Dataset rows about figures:
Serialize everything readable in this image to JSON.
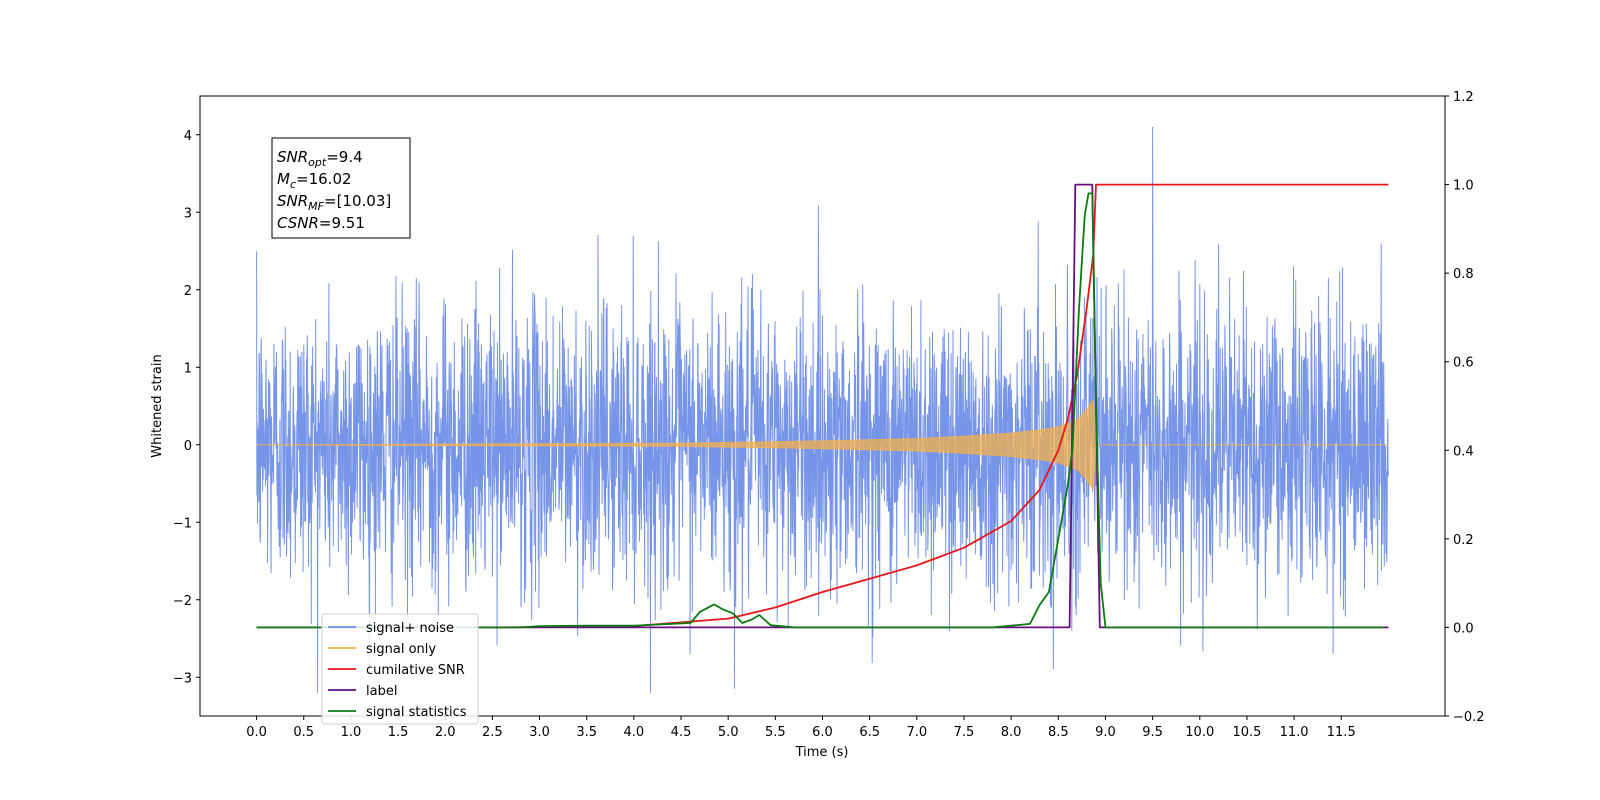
{
  "chart_data": {
    "type": "line",
    "xlabel": "Time (s)",
    "ylabel": "Whitened strain",
    "xlim": [
      -0.6,
      12.6
    ],
    "ylim": [
      -3.5,
      4.5
    ],
    "y2lim": [
      -0.2,
      1.2
    ],
    "grid": false,
    "legend_position": "lower-left",
    "x_tick_labels": [
      "0.0",
      "0.5",
      "1.0",
      "1.5",
      "2.0",
      "2.5",
      "3.0",
      "3.5",
      "4.0",
      "4.5",
      "5.0",
      "5.5",
      "6.0",
      "6.5",
      "7.0",
      "7.5",
      "8.0",
      "8.5",
      "9.0",
      "9.5",
      "10.0",
      "10.5",
      "11.0",
      "11.5"
    ],
    "y_tick_labels": [
      "−3",
      "−2",
      "−1",
      "0",
      "1",
      "2",
      "3",
      "4"
    ],
    "y2_tick_labels": [
      "−0.2",
      "0.0",
      "0.2",
      "0.4",
      "0.6",
      "0.8",
      "1.0",
      "1.2"
    ],
    "annotation": {
      "lines": [
        {
          "base": "SNR",
          "sub": "opt",
          "rest": "=9.4"
        },
        {
          "base": "M",
          "sub": "c",
          "rest": "=16.02"
        },
        {
          "base": "SNR",
          "sub": "MF",
          "rest": "=[10.03]"
        },
        {
          "base": "CSNR",
          "sub": "",
          "rest": "=9.51"
        }
      ]
    },
    "series": [
      {
        "name": "signal+ noise",
        "axis": "left",
        "color": "#6a8be6",
        "description_values": {
          "x_range": [
            0,
            12
          ],
          "amplitude_std": 0.9,
          "max": 4.1,
          "min": -3.15
        }
      },
      {
        "name": "signal only",
        "axis": "left",
        "color": "#f5b04b",
        "points": [
          [
            0,
            0
          ],
          [
            4.5,
            0.02
          ],
          [
            5.0,
            0.03
          ],
          [
            6.0,
            0.05
          ],
          [
            7.0,
            0.08
          ],
          [
            7.5,
            0.11
          ],
          [
            8.0,
            0.15
          ],
          [
            8.3,
            0.19
          ],
          [
            8.5,
            0.23
          ],
          [
            8.7,
            0.32
          ],
          [
            8.8,
            0.45
          ],
          [
            8.87,
            0.58
          ],
          [
            8.9,
            0
          ],
          [
            12,
            0
          ]
        ]
      },
      {
        "name": "cumilative SNR",
        "axis": "right",
        "color": "#e8161b",
        "points": [
          [
            2.5,
            0
          ],
          [
            4.0,
            0.003
          ],
          [
            5.0,
            0.02
          ],
          [
            5.5,
            0.045
          ],
          [
            6.0,
            0.08
          ],
          [
            6.5,
            0.11
          ],
          [
            7.0,
            0.14
          ],
          [
            7.5,
            0.18
          ],
          [
            8.0,
            0.24
          ],
          [
            8.3,
            0.31
          ],
          [
            8.5,
            0.4
          ],
          [
            8.6,
            0.47
          ],
          [
            8.7,
            0.57
          ],
          [
            8.8,
            0.72
          ],
          [
            8.87,
            0.84
          ],
          [
            8.9,
            1.0
          ],
          [
            12,
            1.0
          ]
        ]
      },
      {
        "name": "label",
        "axis": "right",
        "color": "#6a0f7e",
        "points": [
          [
            0,
            0
          ],
          [
            8.62,
            0
          ],
          [
            8.68,
            1.0
          ],
          [
            8.86,
            1.0
          ],
          [
            8.94,
            0
          ],
          [
            12,
            0
          ]
        ]
      },
      {
        "name": "signal statistics",
        "axis": "right",
        "color": "#0d7a12",
        "points": [
          [
            0,
            0
          ],
          [
            2.8,
            0
          ],
          [
            3.0,
            0.003
          ],
          [
            3.5,
            0.004
          ],
          [
            4.0,
            0.004
          ],
          [
            4.4,
            0.008
          ],
          [
            4.6,
            0.01
          ],
          [
            4.7,
            0.035
          ],
          [
            4.85,
            0.052
          ],
          [
            4.95,
            0.04
          ],
          [
            5.05,
            0.032
          ],
          [
            5.15,
            0.01
          ],
          [
            5.25,
            0.018
          ],
          [
            5.33,
            0.028
          ],
          [
            5.45,
            0.005
          ],
          [
            5.7,
            0
          ],
          [
            7.8,
            0
          ],
          [
            8.0,
            0.004
          ],
          [
            8.2,
            0.008
          ],
          [
            8.3,
            0.05
          ],
          [
            8.4,
            0.08
          ],
          [
            8.5,
            0.2
          ],
          [
            8.6,
            0.32
          ],
          [
            8.65,
            0.4
          ],
          [
            8.72,
            0.72
          ],
          [
            8.78,
            0.93
          ],
          [
            8.82,
            0.98
          ],
          [
            8.86,
            0.98
          ],
          [
            8.9,
            0.5
          ],
          [
            8.95,
            0.1
          ],
          [
            9.0,
            0
          ],
          [
            11.95,
            0
          ]
        ]
      }
    ]
  }
}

Exercise description: Except for the pictures, reproduce every line exactly.

The solution:
Serialize everything readable in this image to JSON.
{
  "chart_data": {
    "type": "line",
    "xlabel": "Time (s)",
    "ylabel": "Whitened strain",
    "xlim": [
      -0.6,
      12.6
    ],
    "ylim": [
      -3.5,
      4.5
    ],
    "y2lim": [
      -0.2,
      1.2
    ],
    "grid": false,
    "legend_position": "lower-left",
    "x_tick_labels": [
      "0.0",
      "0.5",
      "1.0",
      "1.5",
      "2.0",
      "2.5",
      "3.0",
      "3.5",
      "4.0",
      "4.5",
      "5.0",
      "5.5",
      "6.0",
      "6.5",
      "7.0",
      "7.5",
      "8.0",
      "8.5",
      "9.0",
      "9.5",
      "10.0",
      "10.5",
      "11.0",
      "11.5"
    ],
    "y_tick_labels": [
      "−3",
      "−2",
      "−1",
      "0",
      "1",
      "2",
      "3",
      "4"
    ],
    "y2_tick_labels": [
      "−0.2",
      "0.0",
      "0.2",
      "0.4",
      "0.6",
      "0.8",
      "1.0",
      "1.2"
    ],
    "annotation": {
      "lines": [
        {
          "base": "SNR",
          "sub": "opt",
          "rest": "=9.4"
        },
        {
          "base": "M",
          "sub": "c",
          "rest": "=16.02"
        },
        {
          "base": "SNR",
          "sub": "MF",
          "rest": "=[10.03]"
        },
        {
          "base": "CSNR",
          "sub": "",
          "rest": "=9.51"
        }
      ]
    },
    "series": [
      {
        "name": "signal+ noise",
        "axis": "left",
        "color": "#6a8be6",
        "description_values": {
          "x_range": [
            0,
            12
          ],
          "amplitude_std": 0.9,
          "max": 4.1,
          "min": -3.15
        }
      },
      {
        "name": "signal only",
        "axis": "left",
        "color": "#f5b04b",
        "points": [
          [
            0,
            0
          ],
          [
            4.5,
            0.02
          ],
          [
            5.0,
            0.03
          ],
          [
            6.0,
            0.05
          ],
          [
            7.0,
            0.08
          ],
          [
            7.5,
            0.11
          ],
          [
            8.0,
            0.15
          ],
          [
            8.3,
            0.19
          ],
          [
            8.5,
            0.23
          ],
          [
            8.7,
            0.32
          ],
          [
            8.8,
            0.45
          ],
          [
            8.87,
            0.58
          ],
          [
            8.9,
            0
          ],
          [
            12,
            0
          ]
        ]
      },
      {
        "name": "cumilative SNR",
        "axis": "right",
        "color": "#e8161b",
        "points": [
          [
            2.5,
            0
          ],
          [
            4.0,
            0.003
          ],
          [
            5.0,
            0.02
          ],
          [
            5.5,
            0.045
          ],
          [
            6.0,
            0.08
          ],
          [
            6.5,
            0.11
          ],
          [
            7.0,
            0.14
          ],
          [
            7.5,
            0.18
          ],
          [
            8.0,
            0.24
          ],
          [
            8.3,
            0.31
          ],
          [
            8.5,
            0.4
          ],
          [
            8.6,
            0.47
          ],
          [
            8.7,
            0.57
          ],
          [
            8.8,
            0.72
          ],
          [
            8.87,
            0.84
          ],
          [
            8.9,
            1.0
          ],
          [
            12,
            1.0
          ]
        ]
      },
      {
        "name": "label",
        "axis": "right",
        "color": "#6a0f7e",
        "points": [
          [
            0,
            0
          ],
          [
            8.62,
            0
          ],
          [
            8.68,
            1.0
          ],
          [
            8.86,
            1.0
          ],
          [
            8.94,
            0
          ],
          [
            12,
            0
          ]
        ]
      },
      {
        "name": "signal statistics",
        "axis": "right",
        "color": "#0d7a12",
        "points": [
          [
            0,
            0
          ],
          [
            2.8,
            0
          ],
          [
            3.0,
            0.003
          ],
          [
            3.5,
            0.004
          ],
          [
            4.0,
            0.004
          ],
          [
            4.4,
            0.008
          ],
          [
            4.6,
            0.01
          ],
          [
            4.7,
            0.035
          ],
          [
            4.85,
            0.052
          ],
          [
            4.95,
            0.04
          ],
          [
            5.05,
            0.032
          ],
          [
            5.15,
            0.01
          ],
          [
            5.25,
            0.018
          ],
          [
            5.33,
            0.028
          ],
          [
            5.45,
            0.005
          ],
          [
            5.7,
            0
          ],
          [
            7.8,
            0
          ],
          [
            8.0,
            0.004
          ],
          [
            8.2,
            0.008
          ],
          [
            8.3,
            0.05
          ],
          [
            8.4,
            0.08
          ],
          [
            8.5,
            0.2
          ],
          [
            8.6,
            0.32
          ],
          [
            8.65,
            0.4
          ],
          [
            8.72,
            0.72
          ],
          [
            8.78,
            0.93
          ],
          [
            8.82,
            0.98
          ],
          [
            8.86,
            0.98
          ],
          [
            8.9,
            0.5
          ],
          [
            8.95,
            0.1
          ],
          [
            9.0,
            0
          ],
          [
            11.95,
            0
          ]
        ]
      }
    ]
  }
}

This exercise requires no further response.